Records from a data source:
= = = = = = =

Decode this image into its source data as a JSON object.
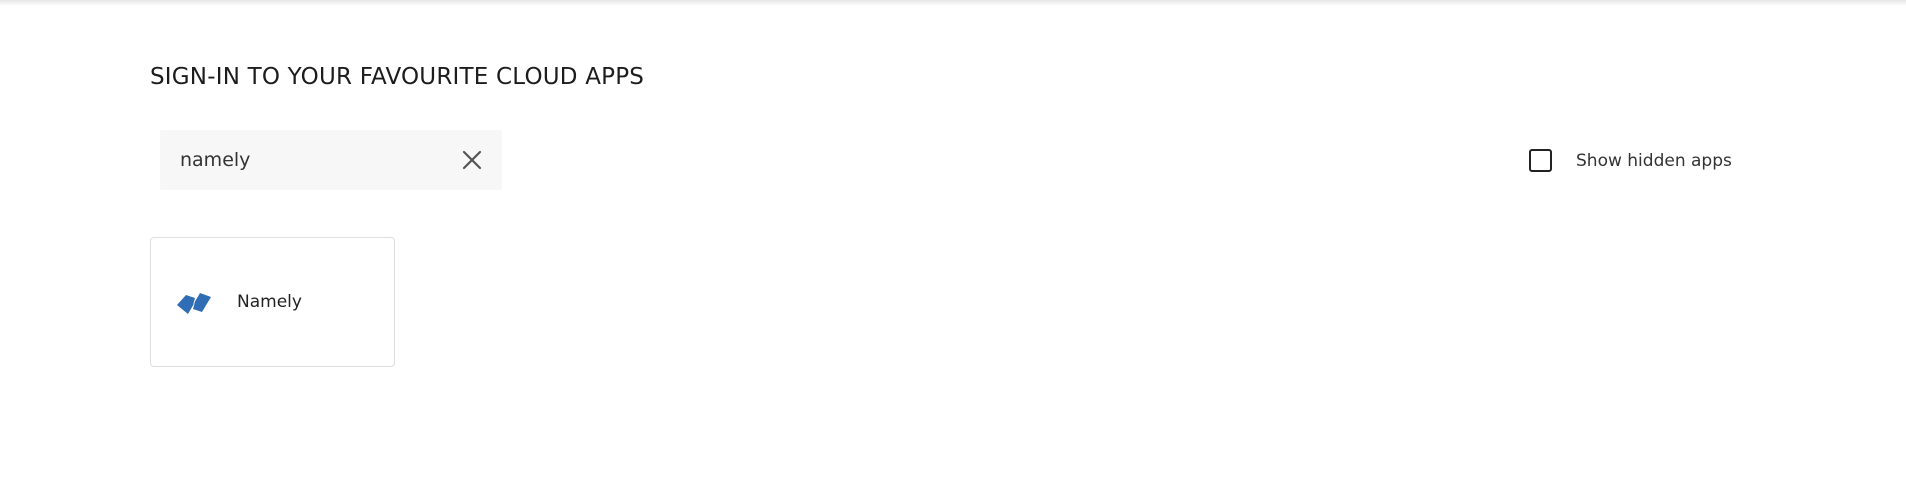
{
  "header": {
    "title": "SIGN-IN TO YOUR FAVOURITE CLOUD APPS"
  },
  "search": {
    "value": "namely",
    "clear_icon": "close-icon"
  },
  "filters": {
    "show_hidden_label": "Show hidden apps",
    "show_hidden_checked": false
  },
  "apps": [
    {
      "name": "Namely",
      "logo_icon": "namely-logo-icon",
      "logo_color": "#2f6db5"
    }
  ],
  "colors": {
    "search_background": "#f7f7f7",
    "card_border": "#dedede"
  }
}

= = = = = = =

PROBLEM REQUIREMENTS
Every record gets retyped exactly; no picture goes into the copy.

EXERCISE RESULT
Decode this image into its source data as a JSON object.
{
  "header": {
    "title": "SIGN-IN TO YOUR FAVOURITE CLOUD APPS"
  },
  "search": {
    "value": "namely",
    "clear_icon": "close-icon"
  },
  "filters": {
    "show_hidden_label": "Show hidden apps",
    "show_hidden_checked": false
  },
  "apps": [
    {
      "name": "Namely",
      "logo_icon": "namely-logo-icon",
      "logo_color": "#2f6db5"
    }
  ],
  "colors": {
    "search_background": "#f7f7f7",
    "card_border": "#dedede"
  }
}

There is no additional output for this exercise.